### TASK TO COMPLETE
How many lines in the listing below include the word "icon"? Reply with the count alone.

[Records from a dataset]
= = =

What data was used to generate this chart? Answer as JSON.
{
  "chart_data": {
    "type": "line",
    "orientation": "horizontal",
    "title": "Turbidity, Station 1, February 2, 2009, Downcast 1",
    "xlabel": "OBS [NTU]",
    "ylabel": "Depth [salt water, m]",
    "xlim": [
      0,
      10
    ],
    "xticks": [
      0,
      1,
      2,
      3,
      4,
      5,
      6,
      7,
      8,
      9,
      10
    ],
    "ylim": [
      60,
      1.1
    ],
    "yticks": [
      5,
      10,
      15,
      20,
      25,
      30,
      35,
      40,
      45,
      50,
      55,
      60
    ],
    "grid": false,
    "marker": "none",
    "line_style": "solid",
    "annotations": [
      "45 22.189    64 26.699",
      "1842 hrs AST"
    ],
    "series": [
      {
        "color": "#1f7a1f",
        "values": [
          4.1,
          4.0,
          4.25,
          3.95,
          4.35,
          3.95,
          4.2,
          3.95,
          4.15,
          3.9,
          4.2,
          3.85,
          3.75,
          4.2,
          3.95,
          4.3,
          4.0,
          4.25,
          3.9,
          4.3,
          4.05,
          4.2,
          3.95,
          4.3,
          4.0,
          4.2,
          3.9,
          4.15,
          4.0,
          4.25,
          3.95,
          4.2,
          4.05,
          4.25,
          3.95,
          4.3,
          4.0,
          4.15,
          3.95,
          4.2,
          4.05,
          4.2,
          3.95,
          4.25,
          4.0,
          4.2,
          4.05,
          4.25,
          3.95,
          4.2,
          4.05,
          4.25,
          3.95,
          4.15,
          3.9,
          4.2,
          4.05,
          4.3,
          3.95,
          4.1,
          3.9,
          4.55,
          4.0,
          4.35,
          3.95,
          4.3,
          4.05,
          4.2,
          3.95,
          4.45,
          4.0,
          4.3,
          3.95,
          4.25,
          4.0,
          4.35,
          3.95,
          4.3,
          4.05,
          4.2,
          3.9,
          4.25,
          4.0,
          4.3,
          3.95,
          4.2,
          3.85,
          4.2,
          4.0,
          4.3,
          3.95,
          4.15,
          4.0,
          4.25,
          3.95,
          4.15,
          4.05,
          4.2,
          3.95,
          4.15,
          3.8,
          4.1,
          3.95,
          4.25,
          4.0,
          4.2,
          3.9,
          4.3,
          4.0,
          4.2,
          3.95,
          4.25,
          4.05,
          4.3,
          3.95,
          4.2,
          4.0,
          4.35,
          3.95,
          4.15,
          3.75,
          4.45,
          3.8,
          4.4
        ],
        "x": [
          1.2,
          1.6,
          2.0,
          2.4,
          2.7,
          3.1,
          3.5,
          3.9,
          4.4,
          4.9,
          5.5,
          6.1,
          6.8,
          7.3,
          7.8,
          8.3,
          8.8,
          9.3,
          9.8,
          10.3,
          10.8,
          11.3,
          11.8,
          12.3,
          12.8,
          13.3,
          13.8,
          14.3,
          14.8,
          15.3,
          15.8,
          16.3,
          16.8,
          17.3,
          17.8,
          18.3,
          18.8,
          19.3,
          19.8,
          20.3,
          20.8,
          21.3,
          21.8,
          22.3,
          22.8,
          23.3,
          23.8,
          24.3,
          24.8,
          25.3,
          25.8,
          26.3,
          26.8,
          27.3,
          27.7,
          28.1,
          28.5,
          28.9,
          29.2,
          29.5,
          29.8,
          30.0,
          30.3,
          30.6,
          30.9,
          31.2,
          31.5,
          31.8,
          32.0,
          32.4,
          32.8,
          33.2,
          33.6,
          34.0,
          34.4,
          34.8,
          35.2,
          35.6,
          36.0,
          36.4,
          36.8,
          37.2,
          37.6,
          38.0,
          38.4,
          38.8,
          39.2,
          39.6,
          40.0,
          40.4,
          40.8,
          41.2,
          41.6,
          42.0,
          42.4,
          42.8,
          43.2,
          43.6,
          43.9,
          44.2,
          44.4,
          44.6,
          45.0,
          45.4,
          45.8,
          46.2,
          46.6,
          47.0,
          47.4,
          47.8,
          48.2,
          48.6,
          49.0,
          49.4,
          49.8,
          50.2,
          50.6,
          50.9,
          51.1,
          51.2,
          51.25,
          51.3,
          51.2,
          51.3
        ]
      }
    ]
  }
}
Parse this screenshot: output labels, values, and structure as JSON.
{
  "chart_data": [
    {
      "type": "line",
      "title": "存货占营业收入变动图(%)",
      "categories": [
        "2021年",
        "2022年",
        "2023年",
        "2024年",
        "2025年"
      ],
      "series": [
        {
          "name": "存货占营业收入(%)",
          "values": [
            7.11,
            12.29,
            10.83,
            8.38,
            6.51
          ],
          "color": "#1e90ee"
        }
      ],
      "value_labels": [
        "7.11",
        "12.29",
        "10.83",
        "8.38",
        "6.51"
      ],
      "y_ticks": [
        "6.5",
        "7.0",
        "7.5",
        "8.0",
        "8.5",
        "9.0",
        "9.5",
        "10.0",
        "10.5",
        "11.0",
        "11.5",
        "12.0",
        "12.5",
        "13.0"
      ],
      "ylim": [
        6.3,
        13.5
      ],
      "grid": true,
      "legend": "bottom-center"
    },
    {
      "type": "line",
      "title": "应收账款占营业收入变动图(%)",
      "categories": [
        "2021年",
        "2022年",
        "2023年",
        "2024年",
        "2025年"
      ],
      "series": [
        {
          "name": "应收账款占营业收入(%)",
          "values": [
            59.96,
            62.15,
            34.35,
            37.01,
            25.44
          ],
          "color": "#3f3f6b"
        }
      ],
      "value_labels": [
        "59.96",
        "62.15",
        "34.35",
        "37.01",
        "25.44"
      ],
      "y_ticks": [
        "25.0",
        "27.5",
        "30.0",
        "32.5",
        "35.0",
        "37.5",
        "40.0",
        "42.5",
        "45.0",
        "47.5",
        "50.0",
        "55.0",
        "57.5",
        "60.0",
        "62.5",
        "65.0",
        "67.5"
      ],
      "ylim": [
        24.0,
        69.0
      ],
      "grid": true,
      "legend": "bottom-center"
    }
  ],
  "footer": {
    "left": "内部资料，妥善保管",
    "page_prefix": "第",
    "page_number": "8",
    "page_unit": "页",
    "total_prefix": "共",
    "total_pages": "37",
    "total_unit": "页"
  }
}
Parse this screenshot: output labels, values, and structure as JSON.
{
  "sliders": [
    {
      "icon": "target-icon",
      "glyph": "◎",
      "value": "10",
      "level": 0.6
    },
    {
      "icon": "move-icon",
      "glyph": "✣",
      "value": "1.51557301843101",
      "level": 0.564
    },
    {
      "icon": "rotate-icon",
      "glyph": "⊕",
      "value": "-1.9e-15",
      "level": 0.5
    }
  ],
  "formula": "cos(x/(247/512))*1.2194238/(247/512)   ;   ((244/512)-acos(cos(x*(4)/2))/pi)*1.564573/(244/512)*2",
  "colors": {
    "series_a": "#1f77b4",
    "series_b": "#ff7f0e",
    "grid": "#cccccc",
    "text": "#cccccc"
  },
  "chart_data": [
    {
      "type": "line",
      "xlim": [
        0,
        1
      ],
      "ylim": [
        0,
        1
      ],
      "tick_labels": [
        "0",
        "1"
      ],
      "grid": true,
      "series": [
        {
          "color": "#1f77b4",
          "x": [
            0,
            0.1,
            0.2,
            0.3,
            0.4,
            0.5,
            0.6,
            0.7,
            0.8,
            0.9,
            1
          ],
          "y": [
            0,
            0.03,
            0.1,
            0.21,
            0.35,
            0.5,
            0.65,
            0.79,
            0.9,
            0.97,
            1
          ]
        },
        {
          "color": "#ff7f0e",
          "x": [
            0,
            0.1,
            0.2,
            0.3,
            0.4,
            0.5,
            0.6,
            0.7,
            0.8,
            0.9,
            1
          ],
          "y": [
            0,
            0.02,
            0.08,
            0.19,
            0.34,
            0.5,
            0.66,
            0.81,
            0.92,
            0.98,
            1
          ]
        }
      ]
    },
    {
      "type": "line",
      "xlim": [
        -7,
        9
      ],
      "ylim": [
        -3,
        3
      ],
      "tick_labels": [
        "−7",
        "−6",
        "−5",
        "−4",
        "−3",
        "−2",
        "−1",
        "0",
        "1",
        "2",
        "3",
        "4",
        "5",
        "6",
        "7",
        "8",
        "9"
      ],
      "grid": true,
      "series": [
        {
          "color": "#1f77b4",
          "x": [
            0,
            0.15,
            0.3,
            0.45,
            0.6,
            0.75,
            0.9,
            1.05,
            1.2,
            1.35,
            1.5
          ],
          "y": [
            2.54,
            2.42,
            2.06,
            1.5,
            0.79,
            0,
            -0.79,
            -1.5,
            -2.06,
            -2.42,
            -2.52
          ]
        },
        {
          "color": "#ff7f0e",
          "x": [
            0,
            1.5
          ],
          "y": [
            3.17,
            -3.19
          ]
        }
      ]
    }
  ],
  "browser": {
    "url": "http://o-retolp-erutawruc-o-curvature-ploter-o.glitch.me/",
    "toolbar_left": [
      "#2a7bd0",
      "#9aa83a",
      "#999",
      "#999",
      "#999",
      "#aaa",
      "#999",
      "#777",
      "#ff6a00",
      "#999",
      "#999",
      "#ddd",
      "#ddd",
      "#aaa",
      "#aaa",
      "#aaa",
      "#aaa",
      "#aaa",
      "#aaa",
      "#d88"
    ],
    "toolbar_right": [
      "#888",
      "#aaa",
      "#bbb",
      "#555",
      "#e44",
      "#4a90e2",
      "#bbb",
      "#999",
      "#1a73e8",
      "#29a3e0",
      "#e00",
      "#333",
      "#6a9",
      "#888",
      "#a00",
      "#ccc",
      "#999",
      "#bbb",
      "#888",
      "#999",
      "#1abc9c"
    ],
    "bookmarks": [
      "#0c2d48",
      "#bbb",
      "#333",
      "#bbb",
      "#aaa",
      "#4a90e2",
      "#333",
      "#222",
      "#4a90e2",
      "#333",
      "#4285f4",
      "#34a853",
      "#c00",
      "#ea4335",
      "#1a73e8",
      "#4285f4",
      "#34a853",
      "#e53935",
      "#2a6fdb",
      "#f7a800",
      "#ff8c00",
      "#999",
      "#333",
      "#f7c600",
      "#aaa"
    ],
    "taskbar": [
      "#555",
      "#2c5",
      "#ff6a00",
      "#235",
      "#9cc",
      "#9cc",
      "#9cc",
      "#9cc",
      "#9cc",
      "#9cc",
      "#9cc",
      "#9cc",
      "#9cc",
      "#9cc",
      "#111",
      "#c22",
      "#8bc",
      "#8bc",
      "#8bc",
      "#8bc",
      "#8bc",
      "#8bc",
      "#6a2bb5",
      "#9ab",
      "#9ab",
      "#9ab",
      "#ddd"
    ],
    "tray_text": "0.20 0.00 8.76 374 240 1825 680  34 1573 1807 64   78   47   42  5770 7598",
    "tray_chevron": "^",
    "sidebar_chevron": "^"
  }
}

= = =

### RESULT
3